__Exercise goal__. In the entries below, how many lines hold the string "Ringan"? Give only the number.
-- BEGIN Supplied data --
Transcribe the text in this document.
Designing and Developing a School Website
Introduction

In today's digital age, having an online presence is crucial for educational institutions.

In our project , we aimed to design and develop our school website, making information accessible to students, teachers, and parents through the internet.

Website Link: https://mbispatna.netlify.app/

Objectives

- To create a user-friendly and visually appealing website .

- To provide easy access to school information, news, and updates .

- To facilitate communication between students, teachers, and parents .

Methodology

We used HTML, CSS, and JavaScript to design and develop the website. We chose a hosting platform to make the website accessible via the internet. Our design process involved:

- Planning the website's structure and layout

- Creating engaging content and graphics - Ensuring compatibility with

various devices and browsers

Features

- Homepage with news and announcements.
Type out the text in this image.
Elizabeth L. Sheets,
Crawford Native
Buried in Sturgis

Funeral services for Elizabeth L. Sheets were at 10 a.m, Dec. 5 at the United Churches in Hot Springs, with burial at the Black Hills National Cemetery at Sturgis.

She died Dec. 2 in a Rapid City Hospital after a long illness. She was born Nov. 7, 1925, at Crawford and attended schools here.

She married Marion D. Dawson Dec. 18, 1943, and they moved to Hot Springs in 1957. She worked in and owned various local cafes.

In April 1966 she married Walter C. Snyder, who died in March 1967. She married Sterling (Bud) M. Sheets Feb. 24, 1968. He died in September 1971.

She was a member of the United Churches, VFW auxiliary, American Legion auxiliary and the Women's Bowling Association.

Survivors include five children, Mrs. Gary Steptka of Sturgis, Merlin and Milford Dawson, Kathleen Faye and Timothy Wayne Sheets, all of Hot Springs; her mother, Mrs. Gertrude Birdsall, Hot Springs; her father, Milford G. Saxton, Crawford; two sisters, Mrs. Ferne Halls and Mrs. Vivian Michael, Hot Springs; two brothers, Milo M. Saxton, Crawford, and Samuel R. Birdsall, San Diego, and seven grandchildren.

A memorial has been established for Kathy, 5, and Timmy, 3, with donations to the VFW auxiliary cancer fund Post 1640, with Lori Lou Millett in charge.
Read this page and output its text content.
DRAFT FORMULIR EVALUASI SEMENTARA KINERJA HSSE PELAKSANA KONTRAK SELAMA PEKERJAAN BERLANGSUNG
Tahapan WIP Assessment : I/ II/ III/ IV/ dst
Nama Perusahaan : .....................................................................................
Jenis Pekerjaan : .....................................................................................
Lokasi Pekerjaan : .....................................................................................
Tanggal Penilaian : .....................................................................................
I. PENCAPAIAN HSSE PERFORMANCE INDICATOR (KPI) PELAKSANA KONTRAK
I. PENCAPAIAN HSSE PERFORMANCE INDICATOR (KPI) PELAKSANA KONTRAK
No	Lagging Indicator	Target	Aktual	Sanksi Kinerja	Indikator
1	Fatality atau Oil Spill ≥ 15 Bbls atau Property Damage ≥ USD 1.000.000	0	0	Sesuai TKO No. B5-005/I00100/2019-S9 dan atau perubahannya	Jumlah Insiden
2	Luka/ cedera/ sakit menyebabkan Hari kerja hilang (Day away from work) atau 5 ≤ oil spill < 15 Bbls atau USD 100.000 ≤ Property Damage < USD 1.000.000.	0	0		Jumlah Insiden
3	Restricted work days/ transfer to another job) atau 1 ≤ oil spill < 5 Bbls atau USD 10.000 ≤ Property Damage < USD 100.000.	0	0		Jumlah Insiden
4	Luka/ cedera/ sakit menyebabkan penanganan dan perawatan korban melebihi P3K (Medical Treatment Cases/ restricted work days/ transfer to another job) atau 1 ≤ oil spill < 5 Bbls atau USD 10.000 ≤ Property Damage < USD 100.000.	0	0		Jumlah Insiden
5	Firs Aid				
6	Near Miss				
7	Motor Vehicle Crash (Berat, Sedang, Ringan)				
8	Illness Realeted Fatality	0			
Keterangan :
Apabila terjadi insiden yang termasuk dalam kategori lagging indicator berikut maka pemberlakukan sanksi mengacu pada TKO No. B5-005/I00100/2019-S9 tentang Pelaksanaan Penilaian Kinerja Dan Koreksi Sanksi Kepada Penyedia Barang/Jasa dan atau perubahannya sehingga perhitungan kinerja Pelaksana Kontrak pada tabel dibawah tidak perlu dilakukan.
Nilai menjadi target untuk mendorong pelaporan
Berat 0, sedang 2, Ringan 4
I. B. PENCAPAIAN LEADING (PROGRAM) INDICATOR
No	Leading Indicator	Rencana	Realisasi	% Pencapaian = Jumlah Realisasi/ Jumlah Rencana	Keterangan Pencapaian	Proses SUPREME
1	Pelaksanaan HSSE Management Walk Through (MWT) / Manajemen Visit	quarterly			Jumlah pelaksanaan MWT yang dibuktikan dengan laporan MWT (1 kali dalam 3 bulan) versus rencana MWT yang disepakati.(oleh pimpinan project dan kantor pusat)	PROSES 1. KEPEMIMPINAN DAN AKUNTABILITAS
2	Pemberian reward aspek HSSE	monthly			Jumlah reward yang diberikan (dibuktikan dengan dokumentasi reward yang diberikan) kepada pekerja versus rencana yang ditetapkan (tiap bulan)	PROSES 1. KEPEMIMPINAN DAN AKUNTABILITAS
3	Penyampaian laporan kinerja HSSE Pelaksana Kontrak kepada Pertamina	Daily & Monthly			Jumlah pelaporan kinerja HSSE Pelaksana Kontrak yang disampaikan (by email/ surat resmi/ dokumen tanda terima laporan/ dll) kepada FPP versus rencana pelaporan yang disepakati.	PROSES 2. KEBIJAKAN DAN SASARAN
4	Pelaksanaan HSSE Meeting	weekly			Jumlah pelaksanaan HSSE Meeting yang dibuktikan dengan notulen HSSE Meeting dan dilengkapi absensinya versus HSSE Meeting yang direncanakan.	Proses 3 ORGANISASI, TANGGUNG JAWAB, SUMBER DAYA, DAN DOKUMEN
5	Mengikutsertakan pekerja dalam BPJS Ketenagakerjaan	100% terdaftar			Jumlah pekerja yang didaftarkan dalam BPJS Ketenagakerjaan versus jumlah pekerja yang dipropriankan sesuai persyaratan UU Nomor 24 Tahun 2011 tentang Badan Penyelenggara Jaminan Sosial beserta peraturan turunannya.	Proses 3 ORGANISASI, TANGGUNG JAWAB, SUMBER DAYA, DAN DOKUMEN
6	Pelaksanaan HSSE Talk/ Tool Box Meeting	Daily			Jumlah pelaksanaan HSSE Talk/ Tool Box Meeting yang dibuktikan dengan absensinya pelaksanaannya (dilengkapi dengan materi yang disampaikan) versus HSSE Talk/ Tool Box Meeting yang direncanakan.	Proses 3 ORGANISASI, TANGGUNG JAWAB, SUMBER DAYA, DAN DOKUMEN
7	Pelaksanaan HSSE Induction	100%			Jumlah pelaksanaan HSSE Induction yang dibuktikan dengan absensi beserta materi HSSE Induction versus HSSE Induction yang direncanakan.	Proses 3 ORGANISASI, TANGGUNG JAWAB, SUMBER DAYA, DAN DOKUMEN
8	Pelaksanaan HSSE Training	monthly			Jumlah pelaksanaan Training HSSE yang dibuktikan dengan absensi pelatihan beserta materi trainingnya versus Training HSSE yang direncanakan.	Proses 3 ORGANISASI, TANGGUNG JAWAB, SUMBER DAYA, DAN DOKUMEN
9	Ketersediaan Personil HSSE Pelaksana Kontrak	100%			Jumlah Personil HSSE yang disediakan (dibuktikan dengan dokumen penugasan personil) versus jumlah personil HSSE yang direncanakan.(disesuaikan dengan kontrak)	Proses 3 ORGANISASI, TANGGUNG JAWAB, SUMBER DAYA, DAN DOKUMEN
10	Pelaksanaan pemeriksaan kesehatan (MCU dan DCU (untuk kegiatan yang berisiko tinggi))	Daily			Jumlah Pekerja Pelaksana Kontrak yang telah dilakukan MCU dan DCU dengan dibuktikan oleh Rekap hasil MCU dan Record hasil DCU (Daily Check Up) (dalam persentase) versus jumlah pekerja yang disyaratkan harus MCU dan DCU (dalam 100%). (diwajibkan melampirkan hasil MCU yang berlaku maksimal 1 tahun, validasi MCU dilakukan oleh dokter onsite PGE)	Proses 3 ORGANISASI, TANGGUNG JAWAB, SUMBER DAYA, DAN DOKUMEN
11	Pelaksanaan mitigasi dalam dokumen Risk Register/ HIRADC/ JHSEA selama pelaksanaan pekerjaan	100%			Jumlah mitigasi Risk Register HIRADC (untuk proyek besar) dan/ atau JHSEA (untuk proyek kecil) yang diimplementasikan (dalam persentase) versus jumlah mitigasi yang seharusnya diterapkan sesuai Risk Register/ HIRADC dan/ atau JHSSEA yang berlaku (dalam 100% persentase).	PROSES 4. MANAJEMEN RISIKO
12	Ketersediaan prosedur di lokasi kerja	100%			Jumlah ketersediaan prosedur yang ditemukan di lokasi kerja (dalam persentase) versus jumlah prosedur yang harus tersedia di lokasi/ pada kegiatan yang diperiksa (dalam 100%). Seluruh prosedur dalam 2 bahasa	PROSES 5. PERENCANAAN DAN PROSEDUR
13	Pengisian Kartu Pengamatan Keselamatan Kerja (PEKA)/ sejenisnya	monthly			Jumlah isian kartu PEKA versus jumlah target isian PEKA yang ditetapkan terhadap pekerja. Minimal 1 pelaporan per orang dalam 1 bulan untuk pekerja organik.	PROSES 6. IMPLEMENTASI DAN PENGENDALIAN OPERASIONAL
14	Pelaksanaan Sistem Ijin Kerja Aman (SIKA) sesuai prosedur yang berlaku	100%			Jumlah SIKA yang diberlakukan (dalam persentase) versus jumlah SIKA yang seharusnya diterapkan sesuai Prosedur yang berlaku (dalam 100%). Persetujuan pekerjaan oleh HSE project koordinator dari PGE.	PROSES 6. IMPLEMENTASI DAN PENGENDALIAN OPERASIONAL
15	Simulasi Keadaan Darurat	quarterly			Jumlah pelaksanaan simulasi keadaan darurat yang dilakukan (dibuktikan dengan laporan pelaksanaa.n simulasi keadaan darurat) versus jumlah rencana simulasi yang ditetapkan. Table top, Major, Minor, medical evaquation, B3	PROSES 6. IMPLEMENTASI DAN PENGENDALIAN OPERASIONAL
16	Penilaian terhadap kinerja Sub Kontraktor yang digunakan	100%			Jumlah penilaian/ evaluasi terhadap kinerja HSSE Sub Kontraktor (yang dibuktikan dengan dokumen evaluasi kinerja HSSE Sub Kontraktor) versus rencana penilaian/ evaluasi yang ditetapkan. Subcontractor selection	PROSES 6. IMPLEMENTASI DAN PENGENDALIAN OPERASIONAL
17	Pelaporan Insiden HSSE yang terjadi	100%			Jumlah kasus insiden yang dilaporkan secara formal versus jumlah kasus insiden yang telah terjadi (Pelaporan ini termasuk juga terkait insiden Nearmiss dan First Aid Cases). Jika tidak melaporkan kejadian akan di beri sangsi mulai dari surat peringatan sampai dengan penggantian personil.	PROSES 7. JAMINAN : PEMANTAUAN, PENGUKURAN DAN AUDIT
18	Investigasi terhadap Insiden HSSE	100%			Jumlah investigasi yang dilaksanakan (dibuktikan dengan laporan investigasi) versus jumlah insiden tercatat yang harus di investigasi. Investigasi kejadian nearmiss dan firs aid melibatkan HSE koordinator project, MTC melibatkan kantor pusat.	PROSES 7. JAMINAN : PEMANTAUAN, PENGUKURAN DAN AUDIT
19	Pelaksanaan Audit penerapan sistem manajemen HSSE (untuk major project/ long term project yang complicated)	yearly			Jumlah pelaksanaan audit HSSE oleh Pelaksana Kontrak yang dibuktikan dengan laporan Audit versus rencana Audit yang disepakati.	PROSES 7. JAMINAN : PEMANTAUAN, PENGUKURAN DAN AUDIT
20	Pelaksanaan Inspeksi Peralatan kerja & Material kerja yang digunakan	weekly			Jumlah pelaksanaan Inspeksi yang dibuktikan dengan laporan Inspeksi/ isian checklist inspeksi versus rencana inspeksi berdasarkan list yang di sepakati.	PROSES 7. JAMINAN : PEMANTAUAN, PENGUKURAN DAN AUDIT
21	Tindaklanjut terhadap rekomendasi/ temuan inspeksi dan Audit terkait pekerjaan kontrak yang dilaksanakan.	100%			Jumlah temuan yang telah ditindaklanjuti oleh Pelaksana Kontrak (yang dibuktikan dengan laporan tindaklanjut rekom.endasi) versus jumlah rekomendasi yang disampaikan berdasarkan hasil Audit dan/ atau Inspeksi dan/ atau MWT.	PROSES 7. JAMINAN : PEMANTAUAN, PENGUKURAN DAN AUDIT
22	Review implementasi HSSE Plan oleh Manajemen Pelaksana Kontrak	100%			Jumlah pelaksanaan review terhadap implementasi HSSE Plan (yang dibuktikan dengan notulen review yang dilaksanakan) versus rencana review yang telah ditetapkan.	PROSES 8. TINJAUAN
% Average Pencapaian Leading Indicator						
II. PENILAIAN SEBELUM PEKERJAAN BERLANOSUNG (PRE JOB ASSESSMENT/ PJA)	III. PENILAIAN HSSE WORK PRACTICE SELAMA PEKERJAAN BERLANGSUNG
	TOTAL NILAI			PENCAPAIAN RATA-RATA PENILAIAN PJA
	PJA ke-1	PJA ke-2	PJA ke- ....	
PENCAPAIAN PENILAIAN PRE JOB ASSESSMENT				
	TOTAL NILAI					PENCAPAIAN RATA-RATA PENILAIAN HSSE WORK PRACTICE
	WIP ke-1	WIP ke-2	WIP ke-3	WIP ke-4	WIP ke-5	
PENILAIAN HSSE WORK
-- END Supplied data --
__Answer to the task__. 2